[Given problem] All records must be quoted exactly. Omit the pictures.

[Data for this exercise]
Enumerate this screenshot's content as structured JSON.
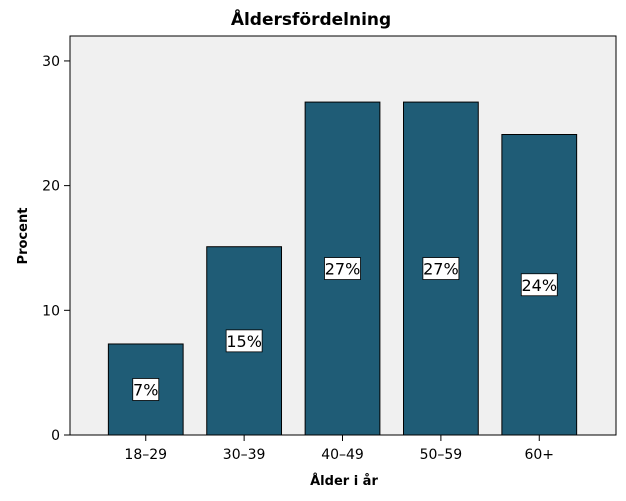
{
  "chart_data": {
    "type": "bar",
    "title": "Åldersfördelning",
    "xlabel": "Ålder i år",
    "ylabel": "Procent",
    "categories": [
      "18–29",
      "30–39",
      "40–49",
      "50–59",
      "60+"
    ],
    "values": [
      7.3,
      15.1,
      26.7,
      26.7,
      24.1
    ],
    "data_labels": [
      "7%",
      "15%",
      "27%",
      "27%",
      "24%"
    ],
    "ylim": [
      0,
      32
    ],
    "yticks": [
      0,
      10,
      20,
      30
    ],
    "grid": false,
    "colors": {
      "bar": "#1f5c76",
      "plot_background": "#f0f0f0",
      "axis": "#000000"
    }
  }
}
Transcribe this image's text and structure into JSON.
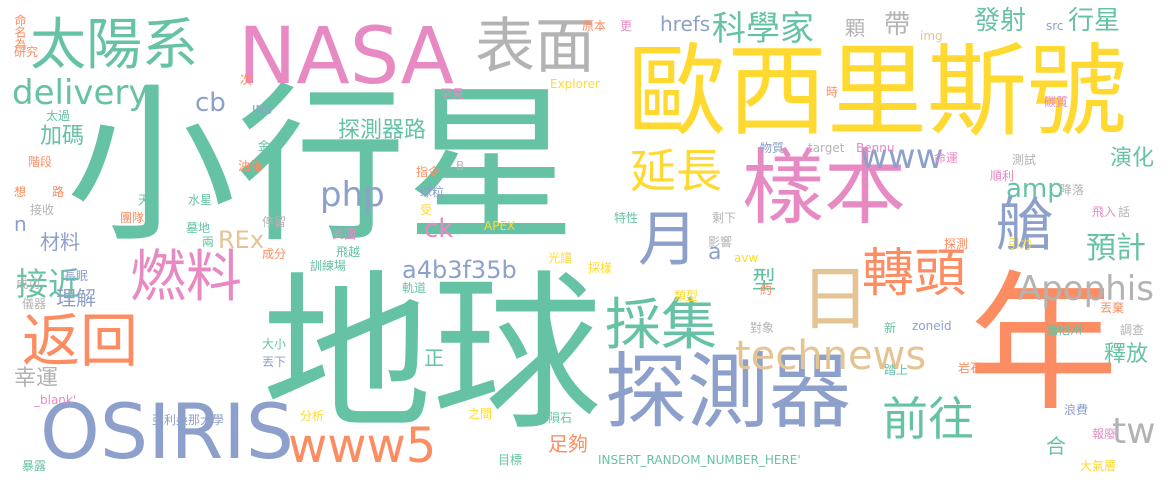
{
  "palette": {
    "green": "#66c2a5",
    "orange": "#fc8d62",
    "blue": "#8da0cb",
    "pink": "#e78ac3",
    "lime": "#a6d854",
    "yellow": "#ffd92f",
    "tan": "#e5c494",
    "gray": "#b3b3b3"
  },
  "words": [
    "小行星",
    "地球",
    "歐西里斯號",
    "樣本",
    "年",
    "探測器",
    "NASA",
    "太陽系",
    "OSIRIS",
    "返回",
    "燃料",
    "表面",
    "月",
    "日",
    "轉頭",
    "採集",
    "艙",
    "www5",
    "technews",
    "Apophis",
    "延長",
    "前往",
    "www",
    "delivery",
    "科學家",
    "php",
    "amp",
    "tw",
    "預計",
    "a4b3f35b",
    "接近",
    "發射",
    "行星",
    "帶",
    "顆",
    "hrefs",
    "cb",
    "探測器路",
    "加碼",
    "型",
    "演化",
    "釋放",
    "ck",
    "正",
    "a",
    "幸運",
    "理解",
    "材料",
    "REx",
    "足夠",
    "合",
    "n",
    "命名為",
    "研究",
    "太過",
    "階段",
    "想",
    "路",
    "接收",
    "成功",
    "儀器",
    "長眠",
    "_blank'",
    "暴露",
    "亞利桑那大學",
    "INS",
    "金星",
    "油箱",
    "水星",
    "天",
    "團隊",
    "墓地",
    "兩",
    "停留",
    "成分",
    "美國",
    "飛越",
    "訓練場",
    "軌道",
    "大小",
    "丟下",
    "分析",
    "之間",
    "隕石",
    "目標",
    "INSERT_RANDOM_NUMBER_HERE'",
    "光譜",
    "採樣",
    "類型",
    "約",
    "avw",
    "原本",
    "更",
    "img",
    "src",
    "次",
    "Explorer",
    "罕見",
    "時",
    "S",
    "target",
    "Bennu",
    "物質",
    "B",
    "指令",
    "球粒",
    "受",
    "APEX",
    "特性",
    "剩下",
    "影響",
    "新",
    "zoneid",
    "對象",
    "踏上",
    "岩石",
    "浪費",
    "報廢",
    "大氣層",
    "順利",
    "測試",
    "命運",
    "碳質",
    "引力",
    "飛入",
    "話",
    "降落",
    "丟棄",
    "猶他州",
    "調查",
    "探測"
  ]
}
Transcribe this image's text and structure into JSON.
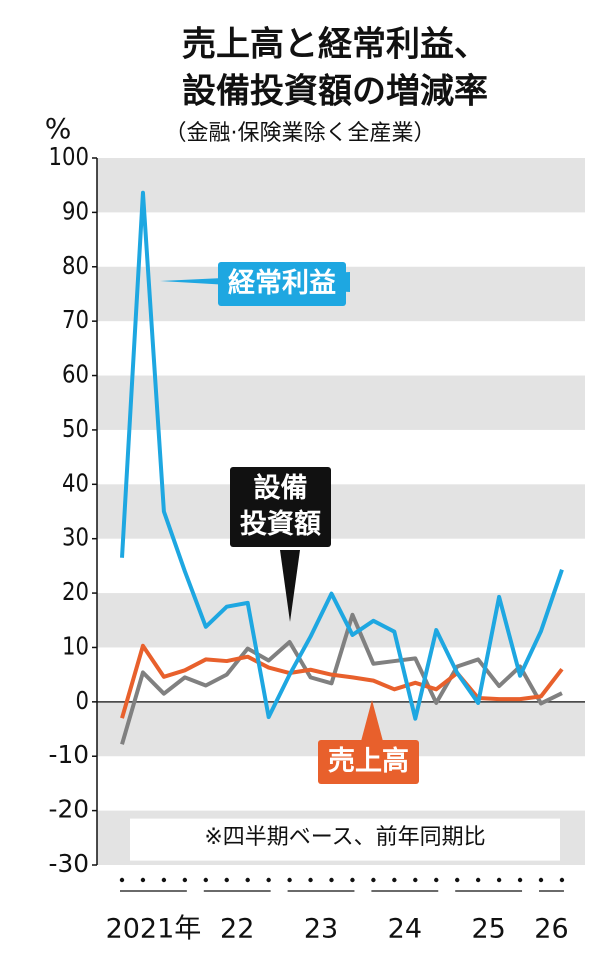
{
  "chart_data": {
    "type": "line",
    "title": [
      "売上高と経常利益、",
      "設備投資額の増減率"
    ],
    "subtitle": "（金融·保険業除く全産業）",
    "y_unit": "%",
    "note": "※四半期ベース、前年同期比",
    "categories": [
      "2021年",
      null,
      null,
      null,
      "22",
      null,
      null,
      null,
      "23",
      null,
      null,
      null,
      "24",
      null,
      null,
      null,
      "25",
      null,
      null,
      null,
      "26",
      null
    ],
    "series": [
      {
        "name": "経常利益",
        "color": "#1ea7e1",
        "label_color": "#1ea7e1",
        "values": [
          26.5,
          93.6,
          35,
          24,
          13.8,
          17.5,
          18.2,
          -2.8,
          5,
          12,
          19.9,
          12.3,
          14.9,
          12.9,
          -3.1,
          13.2,
          5.3,
          -0.2,
          19.3,
          4.8,
          13,
          24.3
        ]
      },
      {
        "name": "設備\n投資額",
        "color": "#808080",
        "label_color": "#111111",
        "values": [
          -7.8,
          5.4,
          1.5,
          4.5,
          3,
          5,
          9.8,
          7.6,
          11,
          4.5,
          3.4,
          16,
          7,
          7.5,
          8,
          -0.2,
          6.5,
          7.8,
          2.9,
          6.5,
          -0.3,
          1.6
        ]
      },
      {
        "name": "売上高",
        "color": "#e8602c",
        "label_color": "#e8602c",
        "values": [
          -3,
          10.3,
          4.6,
          5.8,
          7.8,
          7.5,
          8.3,
          6.3,
          5.3,
          5.9,
          5,
          4.5,
          3.9,
          2.3,
          3.5,
          2.3,
          5.3,
          0.7,
          0.5,
          0.5,
          1,
          6
        ]
      }
    ],
    "ylim": [
      -30,
      100
    ],
    "yticks": [
      -30,
      -20,
      -10,
      0,
      10,
      20,
      30,
      40,
      50,
      60,
      70,
      80,
      90,
      100
    ],
    "bands": true
  }
}
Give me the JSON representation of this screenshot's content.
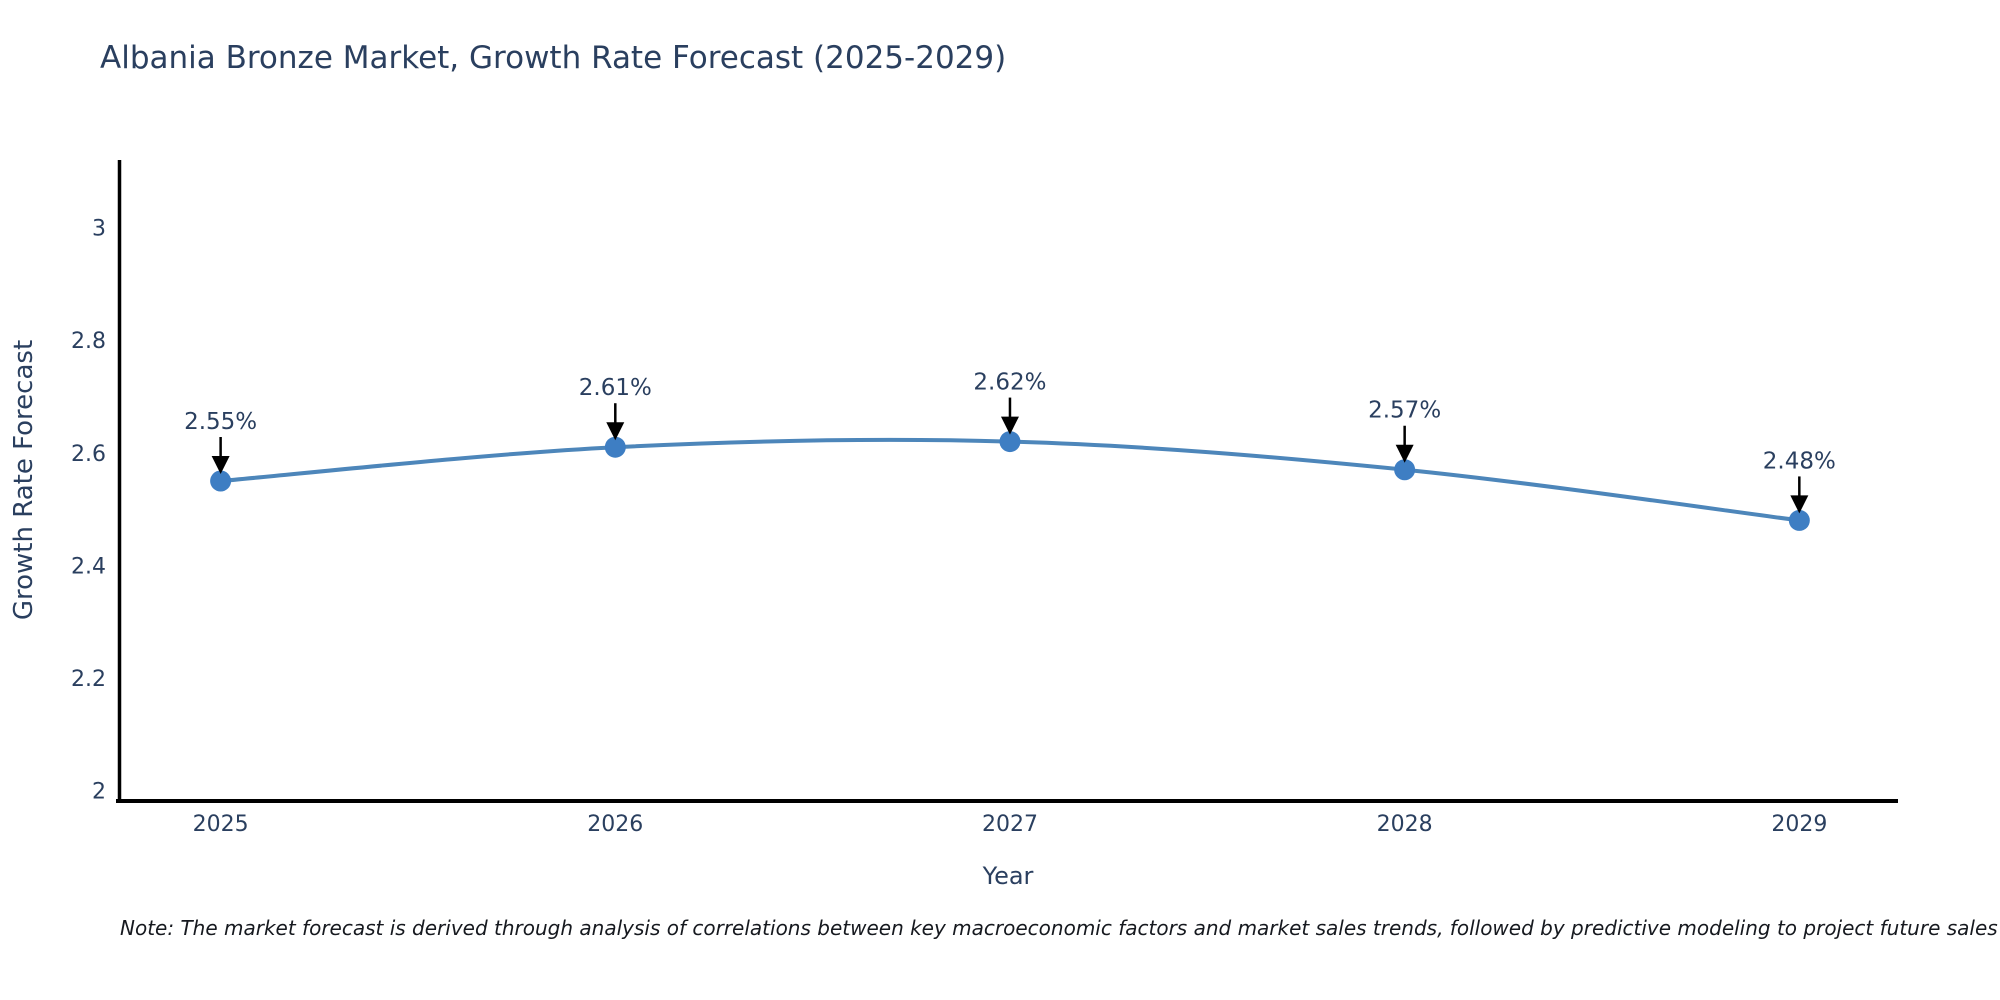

[Solution for this exercise]
Enumerate this screenshot's content as structured JSON.
{
  "chart_data": {
    "type": "bar",
    "title": "Åldersfördelning",
    "xlabel": "Ålder i år",
    "ylabel": "Procent",
    "categories": [
      "18–29",
      "30–39",
      "40–49",
      "50–59",
      "60+"
    ],
    "values": [
      7.3,
      15.1,
      26.7,
      26.7,
      24.1
    ],
    "data_labels": [
      "7%",
      "15%",
      "27%",
      "27%",
      "24%"
    ],
    "ylim": [
      0,
      32
    ],
    "yticks": [
      0,
      10,
      20,
      30
    ],
    "grid": false,
    "colors": {
      "bar": "#1f5c76",
      "plot_background": "#f0f0f0",
      "axis": "#000000"
    }
  }
}
Transcribe this image's text and structure into JSON.
{
  "palette": {
    "green": "#66c2a5",
    "orange": "#fc8d62",
    "blue": "#8da0cb",
    "pink": "#e78ac3",
    "lime": "#a6d854",
    "yellow": "#ffd92f",
    "tan": "#e5c494",
    "gray": "#b3b3b3"
  },
  "words": [
    "小行星",
    "地球",
    "歐西里斯號",
    "樣本",
    "年",
    "探測器",
    "NASA",
    "太陽系",
    "OSIRIS",
    "返回",
    "燃料",
    "表面",
    "月",
    "日",
    "轉頭",
    "採集",
    "艙",
    "www5",
    "technews",
    "Apophis",
    "延長",
    "前往",
    "www",
    "delivery",
    "科學家",
    "php",
    "amp",
    "tw",
    "預計",
    "a4b3f35b",
    "接近",
    "發射",
    "行星",
    "帶",
    "顆",
    "hrefs",
    "cb",
    "探測器路",
    "加碼",
    "型",
    "演化",
    "釋放",
    "ck",
    "正",
    "a",
    "幸運",
    "理解",
    "材料",
    "REx",
    "足夠",
    "合",
    "n",
    "命名為",
    "研究",
    "太過",
    "階段",
    "想",
    "路",
    "接收",
    "成功",
    "儀器",
    "長眠",
    "_blank'",
    "暴露",
    "亞利桑那大學",
    "INS",
    "金星",
    "油箱",
    "水星",
    "天",
    "團隊",
    "墓地",
    "兩",
    "停留",
    "成分",
    "美國",
    "飛越",
    "訓練場",
    "軌道",
    "大小",
    "丟下",
    "分析",
    "之間",
    "隕石",
    "目標",
    "INSERT_RANDOM_NUMBER_HERE'",
    "光譜",
    "採樣",
    "類型",
    "約",
    "avw",
    "原本",
    "更",
    "img",
    "src",
    "次",
    "Explorer",
    "罕見",
    "時",
    "S",
    "target",
    "Bennu",
    "物質",
    "B",
    "指令",
    "球粒",
    "受",
    "APEX",
    "特性",
    "剩下",
    "影響",
    "新",
    "zoneid",
    "對象",
    "踏上",
    "岩石",
    "浪費",
    "報廢",
    "大氣層",
    "順利",
    "測試",
    "命運",
    "碳質",
    "引力",
    "飛入",
    "話",
    "降落",
    "丟棄",
    "猶他州",
    "調查",
    "探測"
  ]
}
Transcribe this image's text and structure into JSON.
{
  "chart_data": {
    "type": "line",
    "title": [
      "売上高と経常利益、",
      "設備投資額の増減率"
    ],
    "subtitle": "（金融·保険業除く全産業）",
    "y_unit": "%",
    "note": "※四半期ベース、前年同期比",
    "categories": [
      "2021年",
      null,
      null,
      null,
      "22",
      null,
      null,
      null,
      "23",
      null,
      null,
      null,
      "24",
      null,
      null,
      null,
      "25",
      null,
      null,
      null,
      "26",
      null
    ],
    "series": [
      {
        "name": "経常利益",
        "color": "#1ea7e1",
        "label_color": "#1ea7e1",
        "values": [
          26.5,
          93.6,
          35,
          24,
          13.8,
          17.5,
          18.2,
          -2.8,
          5,
          12,
          19.9,
          12.3,
          14.9,
          12.9,
          -3.1,
          13.2,
          5.3,
          -0.2,
          19.3,
          4.8,
          13,
          24.3
        ]
      },
      {
        "name": "設備\n投資額",
        "color": "#808080",
        "label_color": "#111111",
        "values": [
          -7.8,
          5.4,
          1.5,
          4.5,
          3,
          5,
          9.8,
          7.6,
          11,
          4.5,
          3.4,
          16,
          7,
          7.5,
          8,
          -0.2,
          6.5,
          7.8,
          2.9,
          6.5,
          -0.3,
          1.6
        ]
      },
      {
        "name": "売上高",
        "color": "#e8602c",
        "label_color": "#e8602c",
        "values": [
          -3,
          10.3,
          4.6,
          5.8,
          7.8,
          7.5,
          8.3,
          6.3,
          5.3,
          5.9,
          5,
          4.5,
          3.9,
          2.3,
          3.5,
          2.3,
          5.3,
          0.7,
          0.5,
          0.5,
          1,
          6
        ]
      }
    ],
    "ylim": [
      -30,
      100
    ],
    "yticks": [
      -30,
      -20,
      -10,
      0,
      10,
      20,
      30,
      40,
      50,
      60,
      70,
      80,
      90,
      100
    ],
    "bands": true
  }
}
Give me the JSON representation of this screenshot's content.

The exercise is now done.